■ To be done ■
Search the data below for the word "record" and copy each line that holds it.

■ Given information ■
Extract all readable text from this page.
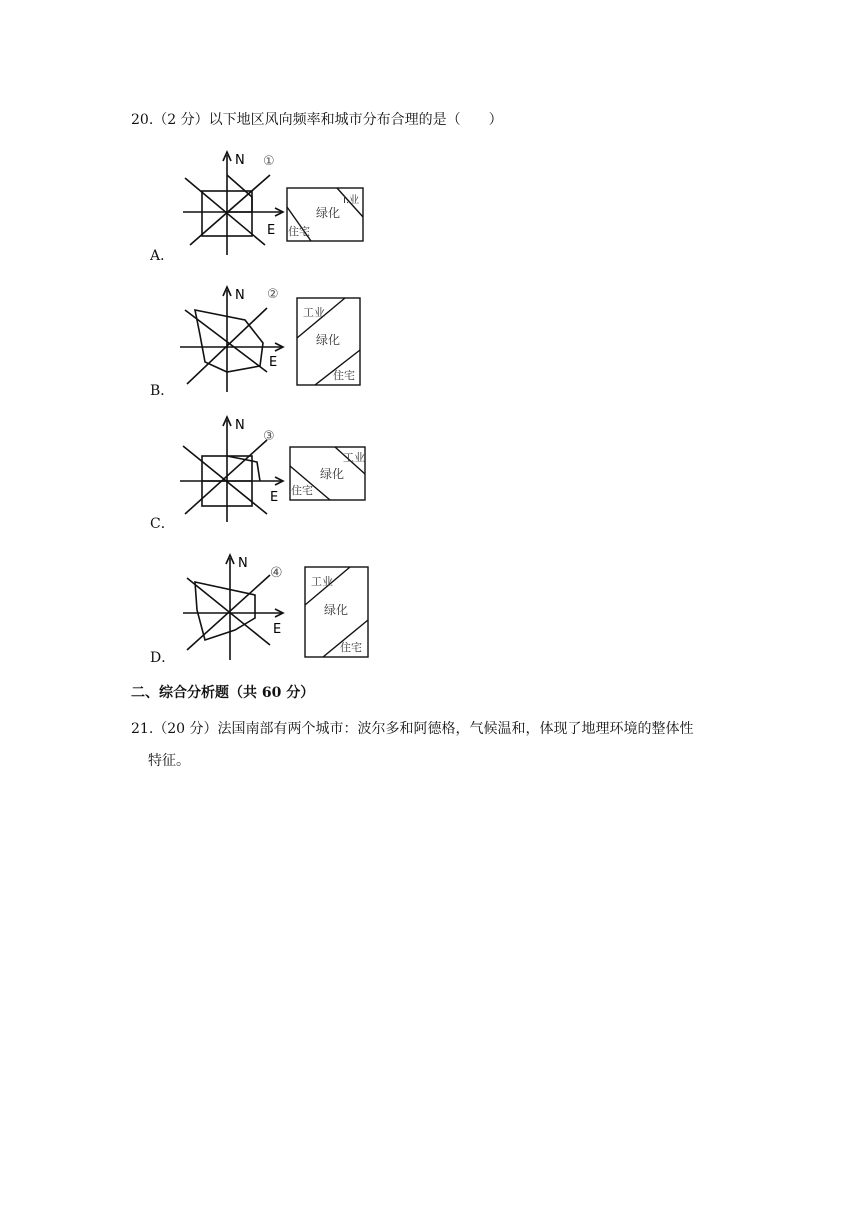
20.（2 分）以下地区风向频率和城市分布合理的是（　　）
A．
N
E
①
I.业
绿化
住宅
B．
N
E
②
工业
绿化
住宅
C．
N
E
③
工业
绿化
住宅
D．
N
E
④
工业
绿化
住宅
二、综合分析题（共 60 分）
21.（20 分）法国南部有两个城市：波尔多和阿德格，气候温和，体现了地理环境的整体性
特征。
==
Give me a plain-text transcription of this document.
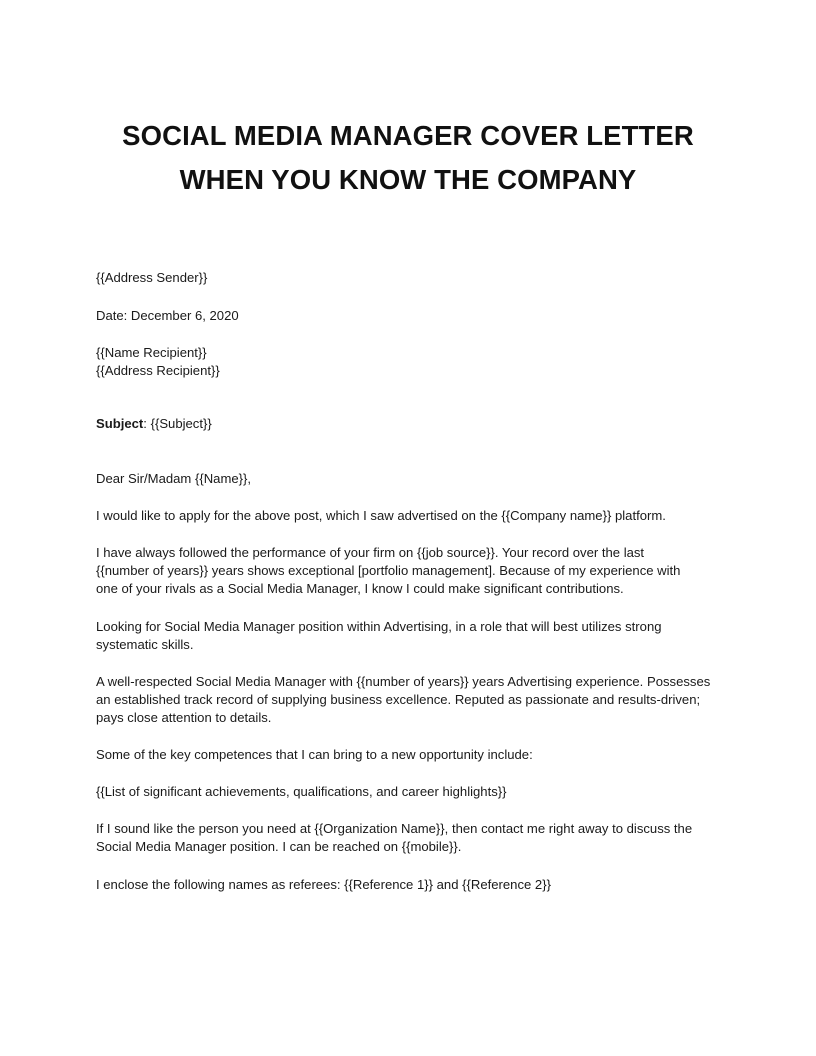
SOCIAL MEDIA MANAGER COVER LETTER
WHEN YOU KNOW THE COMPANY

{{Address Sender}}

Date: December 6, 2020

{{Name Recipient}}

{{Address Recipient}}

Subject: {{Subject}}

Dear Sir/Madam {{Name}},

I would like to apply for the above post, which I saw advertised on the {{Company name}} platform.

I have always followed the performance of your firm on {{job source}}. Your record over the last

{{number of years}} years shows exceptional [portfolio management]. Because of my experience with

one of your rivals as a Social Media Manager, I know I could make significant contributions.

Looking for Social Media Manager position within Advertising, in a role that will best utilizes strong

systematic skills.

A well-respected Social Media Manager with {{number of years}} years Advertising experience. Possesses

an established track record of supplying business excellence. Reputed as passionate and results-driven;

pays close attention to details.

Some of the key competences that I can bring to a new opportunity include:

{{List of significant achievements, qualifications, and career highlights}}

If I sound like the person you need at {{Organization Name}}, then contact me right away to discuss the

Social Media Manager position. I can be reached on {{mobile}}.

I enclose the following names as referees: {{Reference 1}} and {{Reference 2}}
---
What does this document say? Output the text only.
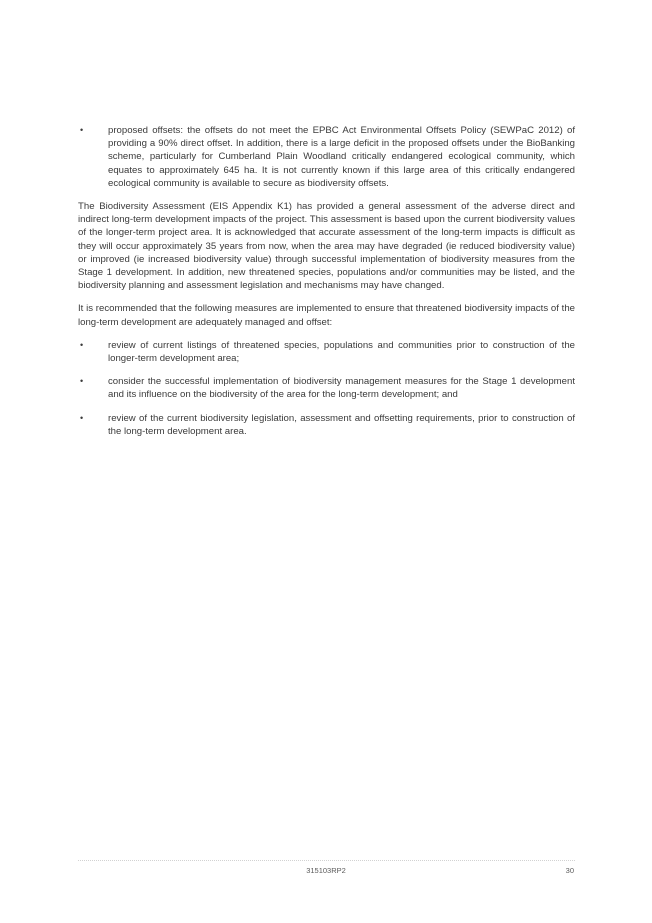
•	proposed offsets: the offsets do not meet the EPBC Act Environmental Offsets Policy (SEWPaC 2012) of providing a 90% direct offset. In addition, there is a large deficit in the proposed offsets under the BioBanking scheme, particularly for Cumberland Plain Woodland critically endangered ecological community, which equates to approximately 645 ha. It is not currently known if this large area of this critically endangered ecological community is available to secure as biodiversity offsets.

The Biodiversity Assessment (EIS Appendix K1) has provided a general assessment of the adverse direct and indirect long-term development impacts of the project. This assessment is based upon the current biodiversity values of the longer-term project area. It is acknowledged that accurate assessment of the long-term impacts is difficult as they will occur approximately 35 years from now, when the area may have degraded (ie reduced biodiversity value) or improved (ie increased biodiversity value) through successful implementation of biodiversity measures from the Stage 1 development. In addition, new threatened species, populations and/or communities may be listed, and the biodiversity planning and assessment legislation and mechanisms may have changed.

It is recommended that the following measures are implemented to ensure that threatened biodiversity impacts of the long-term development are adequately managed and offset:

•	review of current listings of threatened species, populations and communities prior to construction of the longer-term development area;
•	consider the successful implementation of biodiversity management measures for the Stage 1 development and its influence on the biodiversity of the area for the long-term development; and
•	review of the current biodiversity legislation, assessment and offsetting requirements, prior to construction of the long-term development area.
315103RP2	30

■ Result ■
I have always followed the performance of your firm on {{job source}}. Your record over the last
an established track record of supplying business excellence. Reputed as passionate and results-driven;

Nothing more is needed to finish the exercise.